WRITTEN INSTRUCTION:
Extract the text of each entry below exactly, leaving every image behind.

GIVEN RECORDS:

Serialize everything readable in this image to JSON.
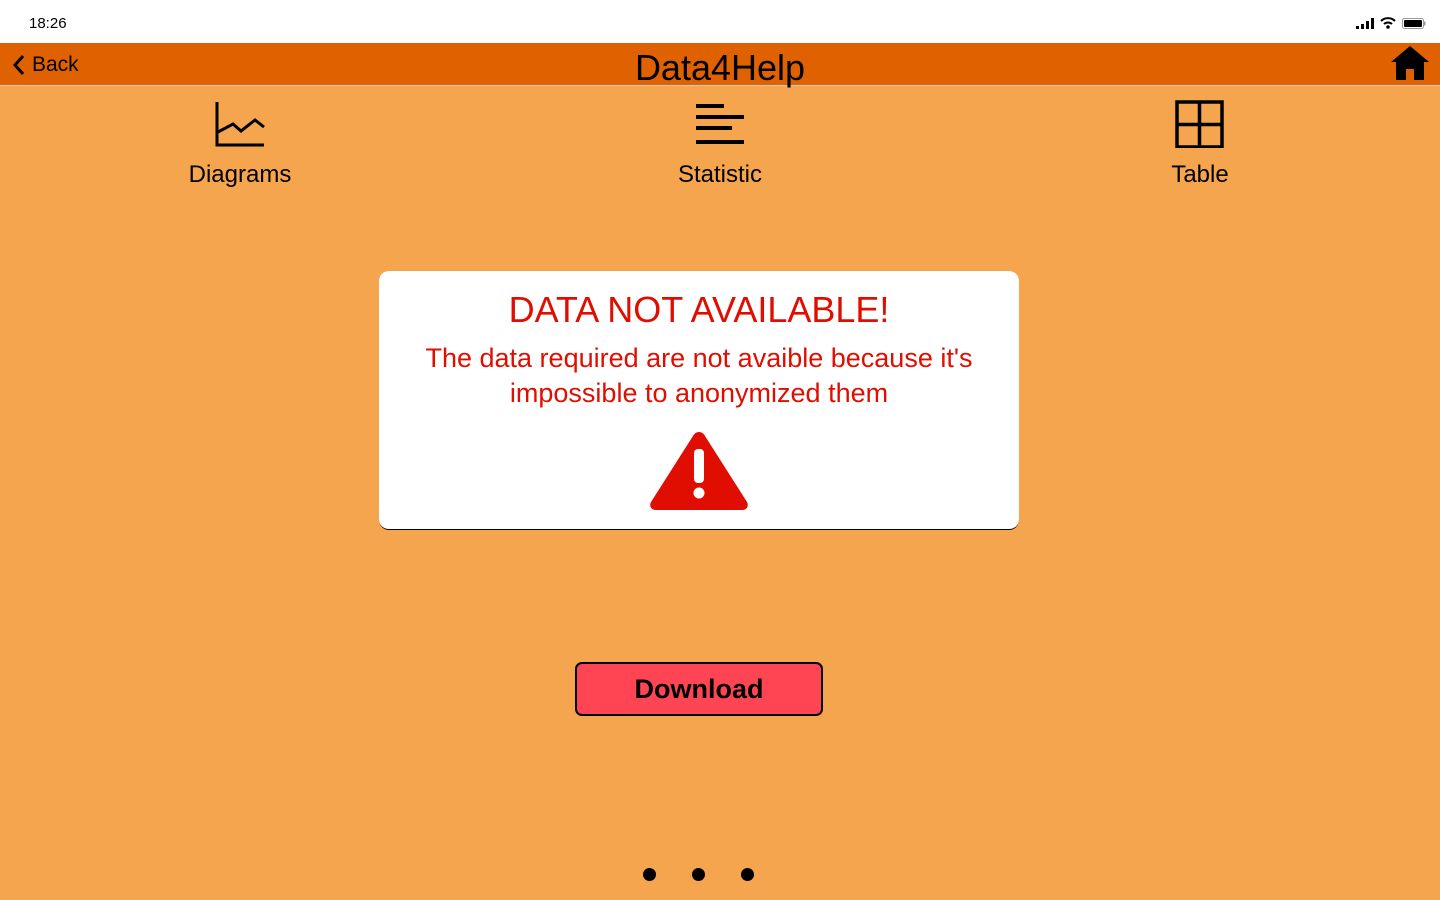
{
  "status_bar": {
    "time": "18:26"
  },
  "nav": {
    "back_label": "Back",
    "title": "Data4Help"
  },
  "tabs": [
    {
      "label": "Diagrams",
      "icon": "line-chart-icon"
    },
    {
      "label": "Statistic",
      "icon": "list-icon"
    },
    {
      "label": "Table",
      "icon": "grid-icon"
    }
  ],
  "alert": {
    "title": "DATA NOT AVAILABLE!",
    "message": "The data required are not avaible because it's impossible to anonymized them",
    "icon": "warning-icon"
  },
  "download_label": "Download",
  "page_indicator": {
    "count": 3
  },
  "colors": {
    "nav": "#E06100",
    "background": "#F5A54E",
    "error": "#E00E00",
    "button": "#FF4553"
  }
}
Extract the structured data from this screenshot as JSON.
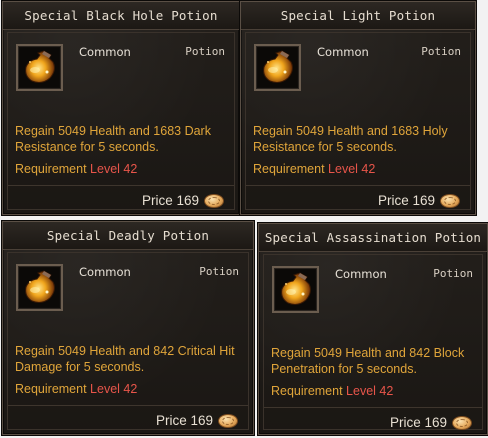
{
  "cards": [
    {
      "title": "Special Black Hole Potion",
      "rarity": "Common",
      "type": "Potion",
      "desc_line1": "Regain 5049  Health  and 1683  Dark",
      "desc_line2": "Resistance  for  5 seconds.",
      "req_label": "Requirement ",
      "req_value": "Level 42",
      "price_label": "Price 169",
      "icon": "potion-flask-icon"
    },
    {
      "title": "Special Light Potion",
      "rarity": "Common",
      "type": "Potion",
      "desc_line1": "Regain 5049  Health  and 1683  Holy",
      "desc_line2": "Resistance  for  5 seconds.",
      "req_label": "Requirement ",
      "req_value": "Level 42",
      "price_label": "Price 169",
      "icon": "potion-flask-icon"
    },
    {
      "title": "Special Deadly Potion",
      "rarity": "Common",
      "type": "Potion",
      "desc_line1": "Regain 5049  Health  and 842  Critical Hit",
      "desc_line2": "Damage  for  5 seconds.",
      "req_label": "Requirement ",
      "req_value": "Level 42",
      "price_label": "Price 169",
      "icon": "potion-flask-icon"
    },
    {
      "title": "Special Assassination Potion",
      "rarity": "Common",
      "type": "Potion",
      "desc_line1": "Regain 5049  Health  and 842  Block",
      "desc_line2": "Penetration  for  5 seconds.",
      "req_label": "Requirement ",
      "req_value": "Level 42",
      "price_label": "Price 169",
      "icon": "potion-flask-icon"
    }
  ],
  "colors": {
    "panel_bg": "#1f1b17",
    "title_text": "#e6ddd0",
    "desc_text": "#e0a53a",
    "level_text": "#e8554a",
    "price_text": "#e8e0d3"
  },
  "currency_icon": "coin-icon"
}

THE COMPLETED TASK:
Serialize everything readable in this image to JSON.
{
  "status_bar": {
    "time": "18:26"
  },
  "nav": {
    "back_label": "Back",
    "title": "Data4Help"
  },
  "tabs": [
    {
      "label": "Diagrams",
      "icon": "line-chart-icon"
    },
    {
      "label": "Statistic",
      "icon": "list-icon"
    },
    {
      "label": "Table",
      "icon": "grid-icon"
    }
  ],
  "alert": {
    "title": "DATA NOT AVAILABLE!",
    "message": "The data required are not avaible because it's impossible to anonymized them",
    "icon": "warning-icon"
  },
  "download_label": "Download",
  "page_indicator": {
    "count": 3
  },
  "colors": {
    "nav": "#E06100",
    "background": "#F5A54E",
    "error": "#E00E00",
    "button": "#FF4553"
  }
}
Extract the structured data from this screenshot as JSON.
{
  "cards": [
    {
      "title": "Special Black Hole Potion",
      "rarity": "Common",
      "type": "Potion",
      "desc_line1": "Regain 5049  Health  and 1683  Dark",
      "desc_line2": "Resistance  for  5 seconds.",
      "req_label": "Requirement ",
      "req_value": "Level 42",
      "price_label": "Price 169",
      "icon": "potion-flask-icon"
    },
    {
      "title": "Special Light Potion",
      "rarity": "Common",
      "type": "Potion",
      "desc_line1": "Regain 5049  Health  and 1683  Holy",
      "desc_line2": "Resistance  for  5 seconds.",
      "req_label": "Requirement ",
      "req_value": "Level 42",
      "price_label": "Price 169",
      "icon": "potion-flask-icon"
    },
    {
      "title": "Special Deadly Potion",
      "rarity": "Common",
      "type": "Potion",
      "desc_line1": "Regain 5049  Health  and 842  Critical Hit",
      "desc_line2": "Damage  for  5 seconds.",
      "req_label": "Requirement ",
      "req_value": "Level 42",
      "price_label": "Price 169",
      "icon": "potion-flask-icon"
    },
    {
      "title": "Special Assassination Potion",
      "rarity": "Common",
      "type": "Potion",
      "desc_line1": "Regain 5049  Health  and 842  Block",
      "desc_line2": "Penetration  for  5 seconds.",
      "req_label": "Requirement ",
      "req_value": "Level 42",
      "price_label": "Price 169",
      "icon": "potion-flask-icon"
    }
  ],
  "colors": {
    "panel_bg": "#1f1b17",
    "title_text": "#e6ddd0",
    "desc_text": "#e0a53a",
    "level_text": "#e8554a",
    "price_text": "#e8e0d3"
  },
  "currency_icon": "coin-icon"
}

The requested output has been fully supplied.